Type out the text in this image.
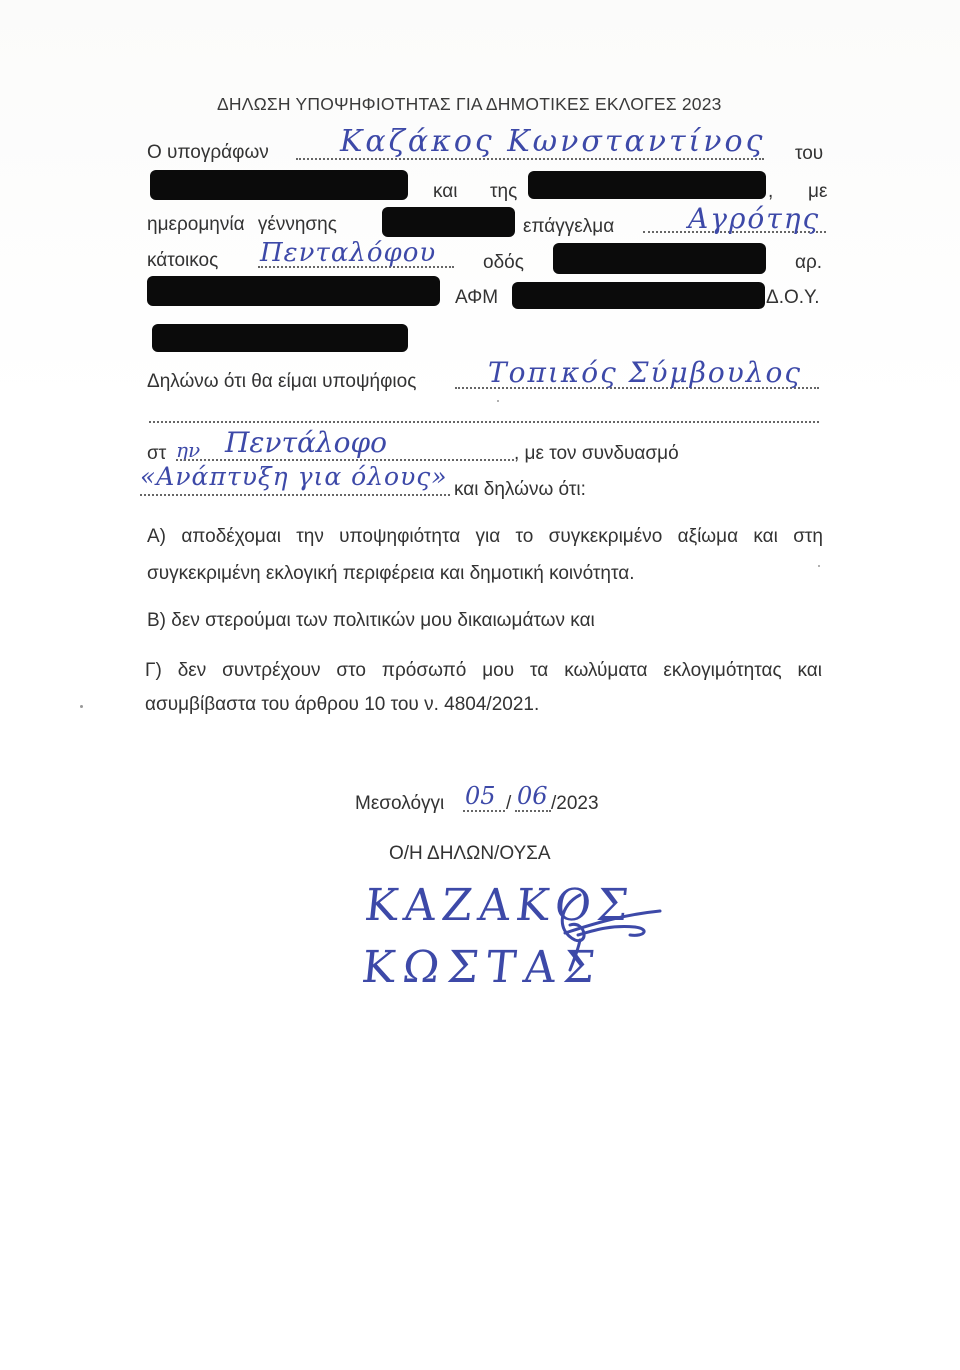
ΔΗΛΩΣΗ ΥΠΟΨΗΦΙΟΤΗΤΑΣ ΓΙΑ ΔΗΜΟΤΙΚΕΣ ΕΚΛΟΓΕΣ 2023
Ο υπογράφων Καζάκος Κωνσταντίνος του
και της	, με
ημερομηνία γέννησης	επάγγελμα	Αγρότης
κάτοικος Πενταλόφου οδός	αρ.
ΑΦΜ	Δ.Ο.Υ.
Δηλώνω ότι θα είμαι υποψήφιος	Τοπικός Σύμβουλος
στ ην Πεντάλοφο	, με τον συνδυασμό
«Ανάπτυξη για όλους» και δηλώνω ότι:
Α) αποδέχομαι την υποψηφιότητα για το συγκεκριμένο αξίωμα και στη
συγκεκριμένη εκλογική περιφέρεια και δημοτική κοινότητα.
Β) δεν στερούμαι των πολιτικών μου δικαιωμάτων και
Γ) δεν συντρέχουν στο πρόσωπό μου τα κωλύματα εκλογιμότητας και
ασυμβίβαστα του άρθρου 10 του ν. 4804/2021.
Μεσολόγγι 05 / 06 /2023
Ο/Η ΔΗΛΩΝ/ΟΥΣΑ
ΚΑΖΑΚΟΣ
ΚΩΣΤΑΣ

=-=-=

Give the entries again word for word, but skip the pictures.

Type out the text in this image.
ΔΗΛΩΣΗ ΥΠΟΨΗΦΙΟΤΗΤΑΣ ΓΙΑ ΔΗΜΟΤΙΚΕΣ ΕΚΛΟΓΕΣ 2023
Ο υπογράφων Καζάκος Κωνσταντίνος του
και της	, με
ημερομηνία γέννησης	επάγγελμα	Αγρότης
κάτοικος Πενταλόφου οδός	αρ.
ΑΦΜ	Δ.Ο.Υ.
Δηλώνω ότι θα είμαι υποψήφιος	Τοπικός Σύμβουλος
στ ην Πεντάλοφο	, με τον συνδυασμό
«Ανάπτυξη για όλους» και δηλώνω ότι:
Α) αποδέχομαι την υποψηφιότητα για το συγκεκριμένο αξίωμα και στη
συγκεκριμένη εκλογική περιφέρεια και δημοτική κοινότητα.
Β) δεν στερούμαι των πολιτικών μου δικαιωμάτων και
Γ) δεν συντρέχουν στο πρόσωπό μου τα κωλύματα εκλογιμότητας και
ασυμβίβαστα του άρθρου 10 του ν. 4804/2021.
Μεσολόγγι 05 / 06 /2023
Ο/Η ΔΗΛΩΝ/ΟΥΣΑ
ΚΑΖΑΚΟΣ
ΚΩΣΤΑΣ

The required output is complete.